::: Supplied material :::

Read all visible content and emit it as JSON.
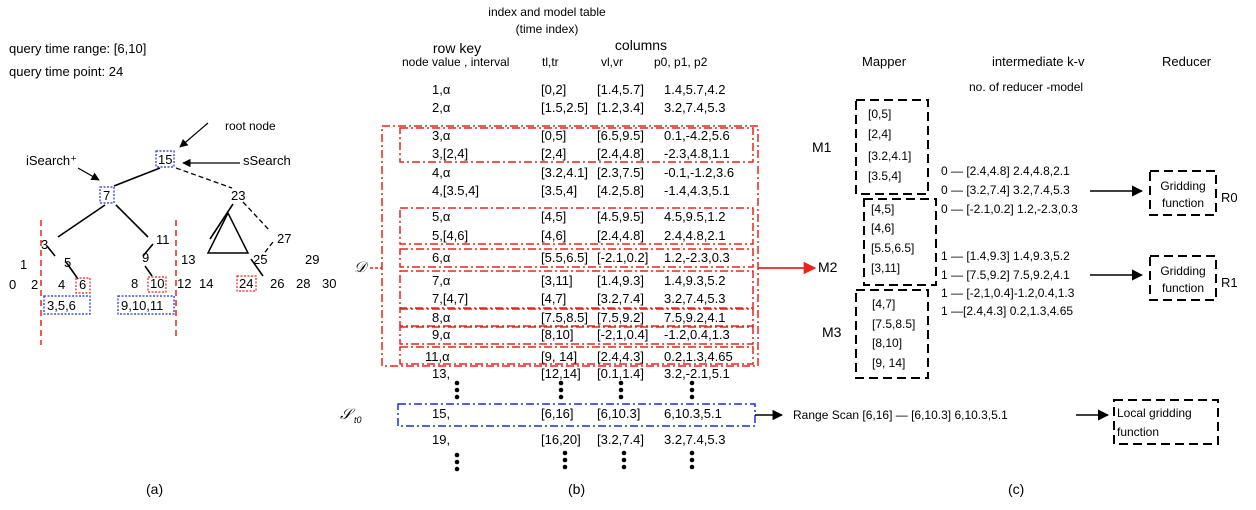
{
  "panel_a": {
    "query_time_range": "query time range:  [6,10]",
    "query_time_point": "query time point:   24",
    "root_node_label": "root node",
    "isearch_label": "iSearch⁺",
    "ssearch_label": "sSearch",
    "tree_nodes": {
      "n15": "15",
      "n7": "7",
      "n23": "23",
      "n3": "3",
      "n11": "11",
      "n27": "27",
      "n5": "5",
      "n9": "9",
      "n13": "13",
      "n25": "25",
      "n29": "29",
      "n1": "1",
      "n0": "0",
      "n2": "2",
      "n4": "4",
      "n6": "6",
      "n8": "8",
      "n10": "10",
      "n12": "12",
      "n14": "14",
      "n24": "24",
      "n26": "26",
      "n28": "28",
      "n30": "30"
    },
    "group_left": "3,5,6",
    "group_right": "9,10,11",
    "caption": "(a)"
  },
  "panel_b": {
    "title_line1": "index and model table",
    "title_line2": "(time index)",
    "row_key_label": "row key",
    "columns_label": "columns",
    "header_node": "node value , interval",
    "header_tl": "tl,tr",
    "header_vl": "vl,vr",
    "header_p": "p0, p1, p2",
    "rows": [
      {
        "key": "1,α",
        "t": "[0,2]",
        "v": "[1.4,5.7]",
        "p": "1.4,5.7,4.2"
      },
      {
        "key": "2,α",
        "t": "[1.5,2.5]",
        "v": "[1.2,3.4]",
        "p": "3.2,7.4,5.3"
      },
      {
        "key": "3,α",
        "t": "[0,5]",
        "v": "[6.5,9.5]",
        "p": "0.1,-4.2,5.6"
      },
      {
        "key": "3,[2,4]",
        "t": "[2,4]",
        "v": "[2.4,4.8]",
        "p": "-2.3,4.8,1.1"
      },
      {
        "key": "4,α",
        "t": "[3.2,4.1]",
        "v": "[2.3,7.5]",
        "p": "-0.1,-1.2,3.6"
      },
      {
        "key": "4,[3.5,4]",
        "t": "[3.5,4]",
        "v": "[4.2,5.8]",
        "p": "-1.4,4.3,5.1"
      },
      {
        "key": "5,α",
        "t": "[4,5]",
        "v": "[4.5,9.5]",
        "p": "4.5,9.5,1.2"
      },
      {
        "key": "5,[4,6]",
        "t": "[4,6]",
        "v": "[2.4,4.8]",
        "p": "2.4,4.8,2.1"
      },
      {
        "key": "6,α",
        "t": "[5.5,6.5]",
        "v": "[-2.1,0.2]",
        "p": "1.2,-2.3,0.3"
      },
      {
        "key": "7,α",
        "t": "[3,11]",
        "v": "[1.4,9.3]",
        "p": "1.4,9.3,5.2"
      },
      {
        "key": "7,[4,7]",
        "t": "[4,7]",
        "v": "[3.2,7.4]",
        "p": "3.2,7.4,5.3"
      },
      {
        "key": "8,α",
        "t": "[7.5,8.5]",
        "v": "[7.5,9.2]",
        "p": "7.5,9.2,4.1"
      },
      {
        "key": "9,α",
        "t": "[8,10]",
        "v": "[-2,1,0.4]",
        "p": "-1.2,0.4,1.3"
      },
      {
        "key": "11,α",
        "t": "[9, 14]",
        "v": "[2.4,4.3]",
        "p": "0.2,1.3,4.65"
      },
      {
        "key": "13,",
        "t": "[12,14]",
        "v": "[0.1,1.4]",
        "p": "3.2,-2.1,5.1"
      },
      {
        "key": "15,",
        "t": "[6,16]",
        "v": "[6,10.3]",
        "p": "6,10.3,5.1"
      },
      {
        "key": "19,",
        "t": "[16,20]",
        "v": "[3.2,7.4]",
        "p": "3.2,7.4,5.3"
      }
    ],
    "d_label": "𝒟",
    "s_label": "𝒮",
    "s_sub": "t0",
    "caption": "(b)"
  },
  "panel_c": {
    "mapper_title": "Mapper",
    "kv_title": "intermediate k-v",
    "kv_sub": "no. of reducer -model",
    "reducer_title": "Reducer",
    "m1": "M1",
    "m2": "M2",
    "m3": "M3",
    "m1_items": [
      "[0,5]",
      "[2,4]",
      "[3.2,4.1]",
      "[3.5,4]"
    ],
    "m2_items": [
      "[4,5]",
      "[4,6]",
      "[5.5,6.5]",
      "[3,11]"
    ],
    "m3_items": [
      "[4,7]",
      "[7.5,8.5]",
      "[8,10]",
      "[9, 14]"
    ],
    "kv_lines": [
      "0 — [2.4,4.8]  2.4,4.8,2.1",
      "0 — [3.2,7.4]  3.2,7.4,5.3",
      "0 — [-2.1,0.2] 1.2,-2.3,0.3",
      "1 — [1.4,9.3]  1.4,9.3,5.2",
      "1 — [7.5,9.2] 7.5,9.2,4.1",
      "1 — [-2,1,0.4]-1.2,0.4,1.3",
      "1 —[2.4,4.3]  0.2,1.3,4.65"
    ],
    "r0_box": [
      "Gridding",
      "function"
    ],
    "r1_box": [
      "Gridding",
      "function"
    ],
    "r0": "R0",
    "r1": "R1",
    "range_scan": "Range Scan  [6,16] — [6,10.3]  6,10.3,5.1",
    "local_box": [
      "Local gridding",
      "function"
    ],
    "caption": "(c)"
  },
  "colors": {
    "red": "#e8241c",
    "blue": "#1c2fd8",
    "black": "#000000"
  }
}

:::

Exercise requirements –
Report how many lines in the data include the word "index", and give nothing but the count.

Answer for this exercise –
2